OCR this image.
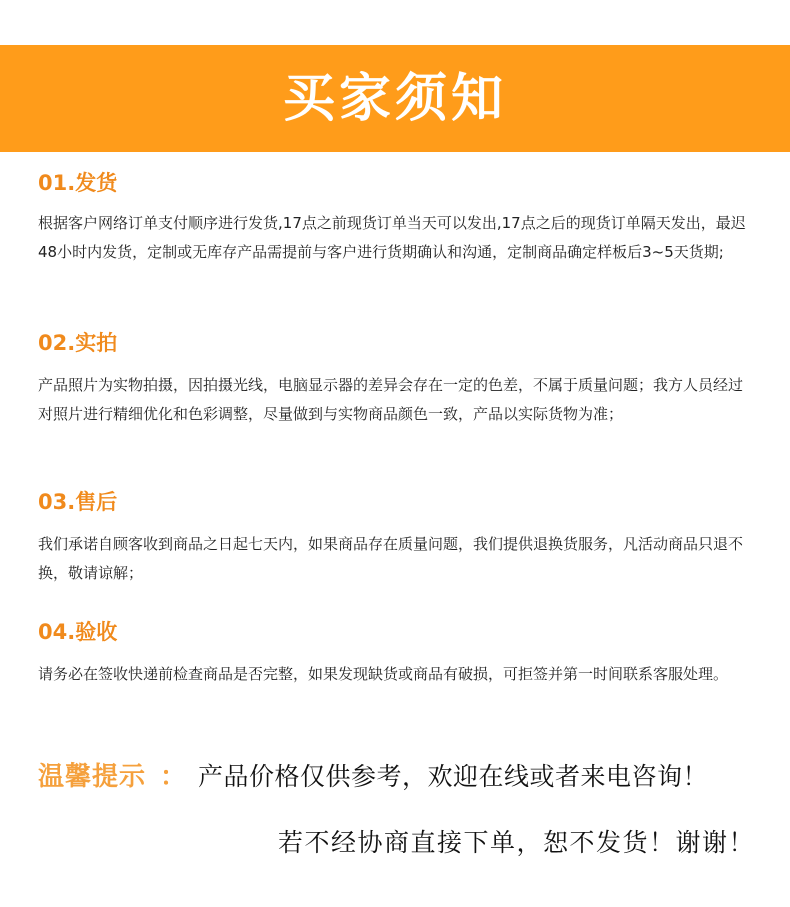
买家须知
01.发货

根据客户网络订单支付顺序进行发货,17点之前现货订单当天可以发出,17点之后的现货订单隔天发出，最迟48小时内发货，定制或无库存产品需提前与客户进行货期确认和沟通，定制商品确定样板后3~5天货期;

02.实拍

产品照片为实物拍摄，因拍摄光线，电脑显示器的差异会存在一定的色差，不属于质量问题；我方人员经过对照片进行精细优化和色彩调整，尽量做到与实物商品颜色一致，产品以实际货物为准；

03.售后

我们承诺自顾客收到商品之日起七天内，如果商品存在质量问题，我们提供退换货服务，凡活动商品只退不换，敬请谅解；

04.验收

请务必在签收快递前检查商品是否完整，如果发现缺货或商品有破损，可拒签并第一时间联系客服处理。

温馨提示 ： 产品价格仅供参考，欢迎在线或者来电咨询！
若不经协商直接下单，恕不发货！谢谢！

----------

OBJECTIVE → Give back the whole listing as it stands, minus its pictures.

SOLUTION →
OCR this image.
买家须知
01.发货

根据客户网络订单支付顺序进行发货,17点之前现货订单当天可以发出,17点之后的现货订单隔天发出，最迟48小时内发货，定制或无库存产品需提前与客户进行货期确认和沟通，定制商品确定样板后3~5天货期;

02.实拍

产品照片为实物拍摄，因拍摄光线，电脑显示器的差异会存在一定的色差，不属于质量问题；我方人员经过对照片进行精细优化和色彩调整，尽量做到与实物商品颜色一致，产品以实际货物为准；

03.售后

我们承诺自顾客收到商品之日起七天内，如果商品存在质量问题，我们提供退换货服务，凡活动商品只退不换，敬请谅解；

04.验收

请务必在签收快递前检查商品是否完整，如果发现缺货或商品有破损，可拒签并第一时间联系客服处理。

温馨提示 ： 产品价格仅供参考，欢迎在线或者来电咨询！
若不经协商直接下单，恕不发货！谢谢！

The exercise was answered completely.